═════ Record set ═════

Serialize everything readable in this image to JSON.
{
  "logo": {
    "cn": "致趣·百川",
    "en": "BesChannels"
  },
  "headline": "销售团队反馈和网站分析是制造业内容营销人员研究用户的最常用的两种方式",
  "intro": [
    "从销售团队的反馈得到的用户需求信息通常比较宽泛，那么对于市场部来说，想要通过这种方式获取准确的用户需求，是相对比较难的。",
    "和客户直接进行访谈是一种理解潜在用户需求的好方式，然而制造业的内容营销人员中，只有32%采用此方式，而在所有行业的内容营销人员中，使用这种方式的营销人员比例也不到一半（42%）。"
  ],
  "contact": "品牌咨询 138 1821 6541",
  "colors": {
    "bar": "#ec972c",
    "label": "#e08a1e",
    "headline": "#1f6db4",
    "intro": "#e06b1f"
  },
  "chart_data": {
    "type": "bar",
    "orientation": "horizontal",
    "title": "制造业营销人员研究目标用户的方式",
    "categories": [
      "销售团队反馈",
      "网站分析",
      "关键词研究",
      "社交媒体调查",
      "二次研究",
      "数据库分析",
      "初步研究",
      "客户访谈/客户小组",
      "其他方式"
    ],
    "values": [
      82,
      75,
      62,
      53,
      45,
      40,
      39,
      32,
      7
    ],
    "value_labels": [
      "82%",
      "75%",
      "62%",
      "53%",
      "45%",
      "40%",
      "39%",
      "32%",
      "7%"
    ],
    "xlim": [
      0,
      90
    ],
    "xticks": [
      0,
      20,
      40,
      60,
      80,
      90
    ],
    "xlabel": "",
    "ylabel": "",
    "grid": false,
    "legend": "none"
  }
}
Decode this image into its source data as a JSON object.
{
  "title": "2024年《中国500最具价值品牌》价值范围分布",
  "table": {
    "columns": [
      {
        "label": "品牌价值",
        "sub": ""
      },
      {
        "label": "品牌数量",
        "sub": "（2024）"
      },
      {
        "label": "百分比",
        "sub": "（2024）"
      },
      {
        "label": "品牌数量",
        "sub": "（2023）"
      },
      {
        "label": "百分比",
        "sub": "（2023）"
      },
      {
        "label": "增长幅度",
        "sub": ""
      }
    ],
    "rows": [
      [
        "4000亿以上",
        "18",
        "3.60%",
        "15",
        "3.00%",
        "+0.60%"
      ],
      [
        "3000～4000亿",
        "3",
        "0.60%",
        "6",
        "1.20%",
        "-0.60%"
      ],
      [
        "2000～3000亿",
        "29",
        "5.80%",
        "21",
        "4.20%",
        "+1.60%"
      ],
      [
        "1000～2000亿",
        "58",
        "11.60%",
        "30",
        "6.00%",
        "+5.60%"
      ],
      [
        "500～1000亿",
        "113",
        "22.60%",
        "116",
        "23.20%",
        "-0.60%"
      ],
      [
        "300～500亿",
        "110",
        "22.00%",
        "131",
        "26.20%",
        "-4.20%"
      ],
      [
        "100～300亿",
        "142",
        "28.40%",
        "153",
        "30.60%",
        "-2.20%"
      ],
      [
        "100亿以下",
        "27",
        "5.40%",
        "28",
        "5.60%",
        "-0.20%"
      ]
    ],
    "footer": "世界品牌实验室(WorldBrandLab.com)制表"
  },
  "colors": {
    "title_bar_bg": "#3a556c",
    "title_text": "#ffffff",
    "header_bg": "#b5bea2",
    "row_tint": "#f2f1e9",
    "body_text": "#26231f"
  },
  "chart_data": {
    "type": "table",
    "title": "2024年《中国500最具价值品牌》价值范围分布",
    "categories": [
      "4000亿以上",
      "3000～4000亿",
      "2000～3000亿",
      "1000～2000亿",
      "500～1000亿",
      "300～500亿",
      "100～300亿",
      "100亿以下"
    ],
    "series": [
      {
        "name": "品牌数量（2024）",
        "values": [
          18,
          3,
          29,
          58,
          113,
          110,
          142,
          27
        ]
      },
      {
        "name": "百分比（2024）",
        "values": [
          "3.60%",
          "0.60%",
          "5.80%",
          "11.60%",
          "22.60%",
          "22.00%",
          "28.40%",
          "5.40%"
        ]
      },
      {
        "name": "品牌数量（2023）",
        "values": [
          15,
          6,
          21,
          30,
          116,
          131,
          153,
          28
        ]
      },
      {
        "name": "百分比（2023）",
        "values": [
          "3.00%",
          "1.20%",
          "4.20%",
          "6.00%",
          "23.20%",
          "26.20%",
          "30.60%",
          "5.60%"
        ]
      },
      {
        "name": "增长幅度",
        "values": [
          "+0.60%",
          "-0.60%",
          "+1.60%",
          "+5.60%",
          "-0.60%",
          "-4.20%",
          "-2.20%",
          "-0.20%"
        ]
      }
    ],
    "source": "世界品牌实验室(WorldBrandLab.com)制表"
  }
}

═════

Required task ->
Print the entries exactly. Include every one.

Task solution ->
Serialize everything readable in this image to JSON.
{
  "logo": {
    "cn": "致趣·百川",
    "en": "BesChannels"
  },
  "headline": "销售团队反馈和网站分析是制造业内容营销人员研究用户的最常用的两种方式",
  "intro": [
    "从销售团队的反馈得到的用户需求信息通常比较宽泛，那么对于市场部来说，想要通过这种方式获取准确的用户需求，是相对比较难的。",
    "和客户直接进行访谈是一种理解潜在用户需求的好方式，然而制造业的内容营销人员中，只有32%采用此方式，而在所有行业的内容营销人员中，使用这种方式的营销人员比例也不到一半（42%）。"
  ],
  "contact": "品牌咨询 138 1821 6541",
  "colors": {
    "bar": "#ec972c",
    "label": "#e08a1e",
    "headline": "#1f6db4",
    "intro": "#e06b1f"
  },
  "chart_data": {
    "type": "bar",
    "orientation": "horizontal",
    "title": "制造业营销人员研究目标用户的方式",
    "categories": [
      "销售团队反馈",
      "网站分析",
      "关键词研究",
      "社交媒体调查",
      "二次研究",
      "数据库分析",
      "初步研究",
      "客户访谈/客户小组",
      "其他方式"
    ],
    "values": [
      82,
      75,
      62,
      53,
      45,
      40,
      39,
      32,
      7
    ],
    "value_labels": [
      "82%",
      "75%",
      "62%",
      "53%",
      "45%",
      "40%",
      "39%",
      "32%",
      "7%"
    ],
    "xlim": [
      0,
      90
    ],
    "xticks": [
      0,
      20,
      40,
      60,
      80,
      90
    ],
    "xlabel": "",
    "ylabel": "",
    "grid": false,
    "legend": "none"
  }
}
Decode this image into its source data as a JSON object.
{
  "title": "2024年《中国500最具价值品牌》价值范围分布",
  "table": {
    "columns": [
      {
        "label": "品牌价值",
        "sub": ""
      },
      {
        "label": "品牌数量",
        "sub": "（2024）"
      },
      {
        "label": "百分比",
        "sub": "（2024）"
      },
      {
        "label": "品牌数量",
        "sub": "（2023）"
      },
      {
        "label": "百分比",
        "sub": "（2023）"
      },
      {
        "label": "增长幅度",
        "sub": ""
      }
    ],
    "rows": [
      [
        "4000亿以上",
        "18",
        "3.60%",
        "15",
        "3.00%",
        "+0.60%"
      ],
      [
        "3000～4000亿",
        "3",
        "0.60%",
        "6",
        "1.20%",
        "-0.60%"
      ],
      [
        "2000～3000亿",
        "29",
        "5.80%",
        "21",
        "4.20%",
        "+1.60%"
      ],
      [
        "1000～2000亿",
        "58",
        "11.60%",
        "30",
        "6.00%",
        "+5.60%"
      ],
      [
        "500～1000亿",
        "113",
        "22.60%",
        "116",
        "23.20%",
        "-0.60%"
      ],
      [
        "300～500亿",
        "110",
        "22.00%",
        "131",
        "26.20%",
        "-4.20%"
      ],
      [
        "100～300亿",
        "142",
        "28.40%",
        "153",
        "30.60%",
        "-2.20%"
      ],
      [
        "100亿以下",
        "27",
        "5.40%",
        "28",
        "5.60%",
        "-0.20%"
      ]
    ],
    "footer": "世界品牌实验室(WorldBrandLab.com)制表"
  },
  "colors": {
    "title_bar_bg": "#3a556c",
    "title_text": "#ffffff",
    "header_bg": "#b5bea2",
    "row_tint": "#f2f1e9",
    "body_text": "#26231f"
  },
  "chart_data": {
    "type": "table",
    "title": "2024年《中国500最具价值品牌》价值范围分布",
    "categories": [
      "4000亿以上",
      "3000～4000亿",
      "2000～3000亿",
      "1000～2000亿",
      "500～1000亿",
      "300～500亿",
      "100～300亿",
      "100亿以下"
    ],
    "series": [
      {
        "name": "品牌数量（2024）",
        "values": [
          18,
          3,
          29,
          58,
          113,
          110,
          142,
          27
        ]
      },
      {
        "name": "百分比（2024）",
        "values": [
          "3.60%",
          "0.60%",
          "5.80%",
          "11.60%",
          "22.60%",
          "22.00%",
          "28.40%",
          "5.40%"
        ]
      },
      {
        "name": "品牌数量（2023）",
        "values": [
          15,
          6,
          21,
          30,
          116,
          131,
          153,
          28
        ]
      },
      {
        "name": "百分比（2023）",
        "values": [
          "3.00%",
          "1.20%",
          "4.20%",
          "6.00%",
          "23.20%",
          "26.20%",
          "30.60%",
          "5.60%"
        ]
      },
      {
        "name": "增长幅度",
        "values": [
          "+0.60%",
          "-0.60%",
          "+1.60%",
          "+5.60%",
          "-0.60%",
          "-4.20%",
          "-2.20%",
          "-0.20%"
        ]
      }
    ],
    "source": "世界品牌实验室(WorldBrandLab.com)制表"
  }
}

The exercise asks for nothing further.